» Work to be completed:
Wherever the string "Quick" occurs in a line of these records, report that line.
— begin Source data —
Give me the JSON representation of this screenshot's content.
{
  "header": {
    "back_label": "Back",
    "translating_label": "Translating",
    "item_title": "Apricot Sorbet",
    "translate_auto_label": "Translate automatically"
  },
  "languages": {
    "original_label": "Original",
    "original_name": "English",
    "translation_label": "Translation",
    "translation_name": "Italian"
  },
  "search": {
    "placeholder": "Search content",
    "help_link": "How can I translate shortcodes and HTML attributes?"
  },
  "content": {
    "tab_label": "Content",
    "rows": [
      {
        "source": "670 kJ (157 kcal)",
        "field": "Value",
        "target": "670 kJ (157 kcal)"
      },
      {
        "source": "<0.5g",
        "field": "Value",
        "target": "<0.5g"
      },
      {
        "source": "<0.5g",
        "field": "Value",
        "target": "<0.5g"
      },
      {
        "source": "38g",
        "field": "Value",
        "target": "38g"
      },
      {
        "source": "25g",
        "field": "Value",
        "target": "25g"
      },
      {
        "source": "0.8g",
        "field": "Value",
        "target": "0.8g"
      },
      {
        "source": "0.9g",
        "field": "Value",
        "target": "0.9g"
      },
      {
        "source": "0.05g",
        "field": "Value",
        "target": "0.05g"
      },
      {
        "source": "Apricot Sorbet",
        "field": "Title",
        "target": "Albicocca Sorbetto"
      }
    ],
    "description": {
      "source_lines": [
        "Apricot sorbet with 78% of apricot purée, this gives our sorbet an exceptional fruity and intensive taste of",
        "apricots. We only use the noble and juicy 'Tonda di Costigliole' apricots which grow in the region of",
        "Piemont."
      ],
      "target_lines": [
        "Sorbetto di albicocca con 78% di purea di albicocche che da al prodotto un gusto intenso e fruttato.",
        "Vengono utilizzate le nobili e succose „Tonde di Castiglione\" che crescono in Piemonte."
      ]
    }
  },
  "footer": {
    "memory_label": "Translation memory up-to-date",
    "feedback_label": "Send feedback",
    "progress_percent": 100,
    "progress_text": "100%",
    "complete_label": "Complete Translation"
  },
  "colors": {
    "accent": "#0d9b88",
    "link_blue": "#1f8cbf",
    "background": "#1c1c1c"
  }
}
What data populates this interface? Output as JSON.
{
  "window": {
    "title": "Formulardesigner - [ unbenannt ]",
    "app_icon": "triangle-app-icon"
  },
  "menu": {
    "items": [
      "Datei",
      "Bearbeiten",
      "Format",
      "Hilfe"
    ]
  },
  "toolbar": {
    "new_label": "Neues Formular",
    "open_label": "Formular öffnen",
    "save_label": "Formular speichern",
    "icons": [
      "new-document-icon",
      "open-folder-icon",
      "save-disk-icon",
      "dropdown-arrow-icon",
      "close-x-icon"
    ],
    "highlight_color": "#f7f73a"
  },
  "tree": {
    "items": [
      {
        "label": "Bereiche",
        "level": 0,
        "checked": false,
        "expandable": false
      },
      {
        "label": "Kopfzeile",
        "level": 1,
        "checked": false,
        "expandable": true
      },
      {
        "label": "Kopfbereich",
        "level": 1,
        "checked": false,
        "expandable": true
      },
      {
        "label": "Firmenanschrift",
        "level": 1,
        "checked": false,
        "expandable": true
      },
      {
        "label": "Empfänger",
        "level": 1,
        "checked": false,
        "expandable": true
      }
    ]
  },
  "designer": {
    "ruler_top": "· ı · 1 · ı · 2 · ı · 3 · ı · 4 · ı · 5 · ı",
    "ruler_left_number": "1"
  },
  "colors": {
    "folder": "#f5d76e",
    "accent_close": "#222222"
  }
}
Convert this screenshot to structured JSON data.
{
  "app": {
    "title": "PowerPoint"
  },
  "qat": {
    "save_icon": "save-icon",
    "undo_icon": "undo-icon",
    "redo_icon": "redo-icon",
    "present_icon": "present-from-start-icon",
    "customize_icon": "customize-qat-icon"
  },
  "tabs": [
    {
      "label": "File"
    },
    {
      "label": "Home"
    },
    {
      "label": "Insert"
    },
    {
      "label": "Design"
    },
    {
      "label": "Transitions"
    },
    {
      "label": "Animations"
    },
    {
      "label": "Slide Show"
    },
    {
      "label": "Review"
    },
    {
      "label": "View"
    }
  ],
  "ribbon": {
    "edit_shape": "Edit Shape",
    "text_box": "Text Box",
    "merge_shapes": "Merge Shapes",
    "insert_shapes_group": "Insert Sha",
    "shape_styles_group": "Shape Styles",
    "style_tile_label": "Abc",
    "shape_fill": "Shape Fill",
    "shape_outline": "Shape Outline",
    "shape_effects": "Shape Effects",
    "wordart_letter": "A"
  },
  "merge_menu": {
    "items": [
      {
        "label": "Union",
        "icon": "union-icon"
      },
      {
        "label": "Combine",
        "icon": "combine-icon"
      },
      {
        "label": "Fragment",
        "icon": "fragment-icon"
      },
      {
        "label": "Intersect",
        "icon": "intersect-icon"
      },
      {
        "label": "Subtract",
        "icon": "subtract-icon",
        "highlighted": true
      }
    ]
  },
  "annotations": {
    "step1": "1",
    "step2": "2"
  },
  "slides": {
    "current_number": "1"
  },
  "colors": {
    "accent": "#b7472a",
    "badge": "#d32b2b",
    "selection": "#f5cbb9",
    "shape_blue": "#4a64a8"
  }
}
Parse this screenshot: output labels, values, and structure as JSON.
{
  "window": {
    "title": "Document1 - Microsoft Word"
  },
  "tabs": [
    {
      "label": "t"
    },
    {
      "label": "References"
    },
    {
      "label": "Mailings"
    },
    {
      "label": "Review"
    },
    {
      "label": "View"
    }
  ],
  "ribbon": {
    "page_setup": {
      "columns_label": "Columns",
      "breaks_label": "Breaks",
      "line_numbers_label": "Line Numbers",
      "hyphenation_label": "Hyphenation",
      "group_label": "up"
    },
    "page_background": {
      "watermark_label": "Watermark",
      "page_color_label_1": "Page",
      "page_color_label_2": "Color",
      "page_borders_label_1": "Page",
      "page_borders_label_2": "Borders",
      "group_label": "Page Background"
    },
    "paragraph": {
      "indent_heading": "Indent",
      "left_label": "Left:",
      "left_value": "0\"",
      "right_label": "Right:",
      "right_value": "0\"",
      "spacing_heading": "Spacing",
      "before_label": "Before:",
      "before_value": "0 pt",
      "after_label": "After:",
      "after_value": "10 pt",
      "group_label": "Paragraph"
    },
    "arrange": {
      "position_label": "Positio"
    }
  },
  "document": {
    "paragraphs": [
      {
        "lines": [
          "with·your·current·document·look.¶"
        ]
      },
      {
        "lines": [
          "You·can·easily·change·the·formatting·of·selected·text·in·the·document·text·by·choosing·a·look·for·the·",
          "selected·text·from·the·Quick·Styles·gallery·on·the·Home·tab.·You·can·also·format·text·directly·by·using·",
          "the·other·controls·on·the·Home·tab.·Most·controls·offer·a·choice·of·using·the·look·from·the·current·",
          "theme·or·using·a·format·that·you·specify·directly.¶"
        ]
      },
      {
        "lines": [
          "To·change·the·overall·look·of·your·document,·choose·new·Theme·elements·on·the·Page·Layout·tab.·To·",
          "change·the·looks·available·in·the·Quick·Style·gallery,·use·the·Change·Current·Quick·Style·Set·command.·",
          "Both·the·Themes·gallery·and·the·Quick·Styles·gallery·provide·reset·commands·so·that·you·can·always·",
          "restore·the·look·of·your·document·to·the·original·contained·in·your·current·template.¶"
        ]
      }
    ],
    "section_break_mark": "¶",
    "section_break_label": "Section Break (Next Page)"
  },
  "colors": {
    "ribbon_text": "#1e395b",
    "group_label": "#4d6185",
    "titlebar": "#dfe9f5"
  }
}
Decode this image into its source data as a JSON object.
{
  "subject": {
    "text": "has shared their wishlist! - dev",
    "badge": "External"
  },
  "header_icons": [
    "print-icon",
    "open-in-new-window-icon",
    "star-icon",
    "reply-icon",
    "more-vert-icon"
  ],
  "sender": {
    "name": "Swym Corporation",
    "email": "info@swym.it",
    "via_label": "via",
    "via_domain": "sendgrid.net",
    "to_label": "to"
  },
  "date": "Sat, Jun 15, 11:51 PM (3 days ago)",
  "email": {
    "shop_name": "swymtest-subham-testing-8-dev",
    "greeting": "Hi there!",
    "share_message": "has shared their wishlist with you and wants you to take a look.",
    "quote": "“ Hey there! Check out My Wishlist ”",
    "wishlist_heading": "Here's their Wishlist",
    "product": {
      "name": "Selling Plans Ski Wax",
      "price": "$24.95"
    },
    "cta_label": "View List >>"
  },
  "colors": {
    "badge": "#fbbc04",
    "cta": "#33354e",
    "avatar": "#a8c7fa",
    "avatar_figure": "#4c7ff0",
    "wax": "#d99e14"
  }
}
— end Source data —
» Task solution:
          "selected·text·from·the·Quick·Styles·gallery·on·the·Home·tab.·You·can·also·format·text·directly·by·using·",
          "change·the·looks·available·in·the·Quick·Style·gallery,·use·the·Change·Current·Quick·Style·Set·command.·",
          "Both·the·Themes·gallery·and·the·Quick·Styles·gallery·provide·reset·commands·so·that·you·can·always·",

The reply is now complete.